━━━━━ INPUT ROWS

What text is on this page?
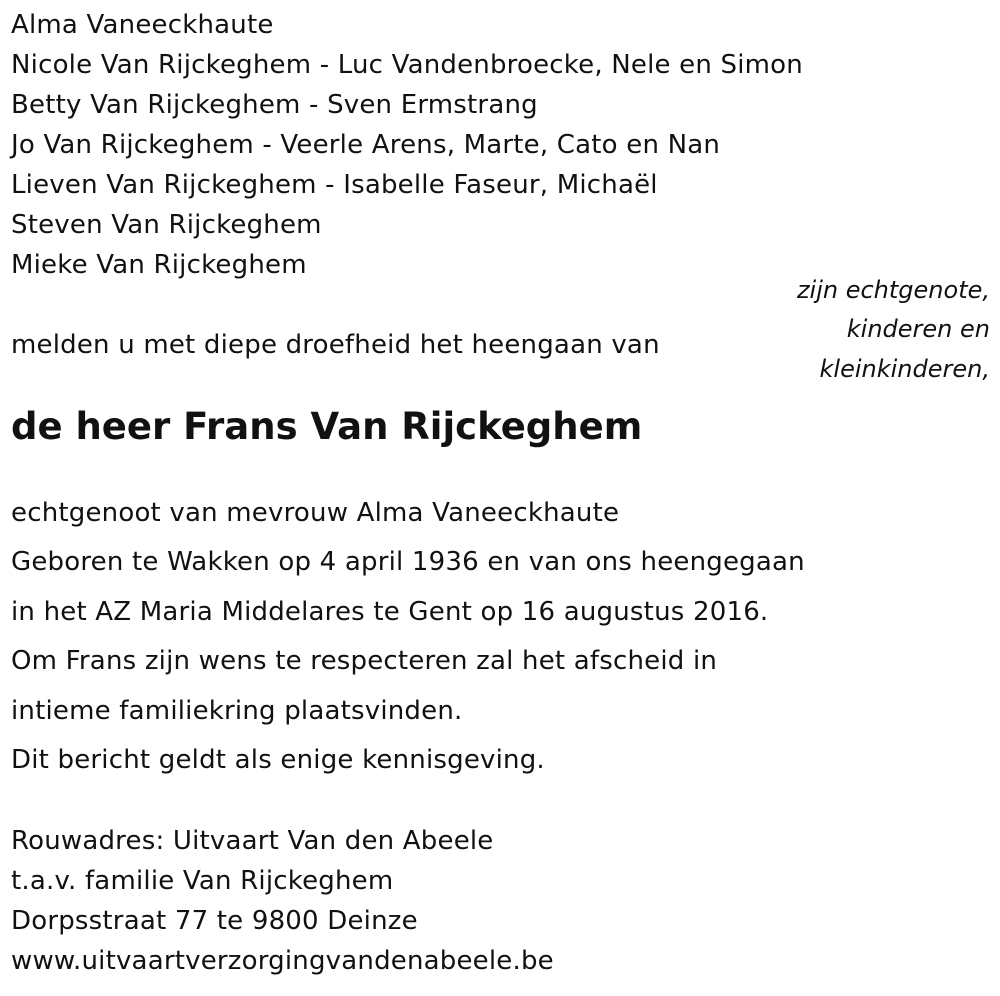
Alma Vaneeckhaute
Nicole Van Rijckeghem - Luc Vandenbroecke, Nele en Simon
Betty Van Rijckeghem - Sven Ermstrang
Jo Van Rijckeghem - Veerle Arens, Marte, Cato en Nan
Lieven Van Rijckeghem - Isabelle Faseur, Michaël
Steven Van Rijckeghem
Mieke Van Rijckeghem
zijn echtgenote,
kinderen en
kleinkinderen,
melden u met diepe droefheid het heengaan van
de heer Frans Van Rijckeghem
echtgenoot van mevrouw Alma Vaneeckhaute
Geboren te Wakken op 4 april 1936 en van ons heengegaan
in het AZ Maria Middelares te Gent op 16 augustus 2016.
Om Frans zijn wens te respecteren zal het afscheid in
intieme familiekring plaatsvinden.
Dit bericht geldt als enige kennisgeving.
Rouwadres: Uitvaart Van den Abeele
t.a.v. familie Van Rijckeghem
Dorpsstraat 77 te 9800 Deinze
www.uitvaartverzorgingvandenabeele.be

━━━━━━━━━━

YOUR TASK →
Take every line containing the word "Frans" and copy it.

EXPECTED ANSWER →
de heer Frans Van Rijckeghem
Om Frans zijn wens te respecteren zal het afscheid in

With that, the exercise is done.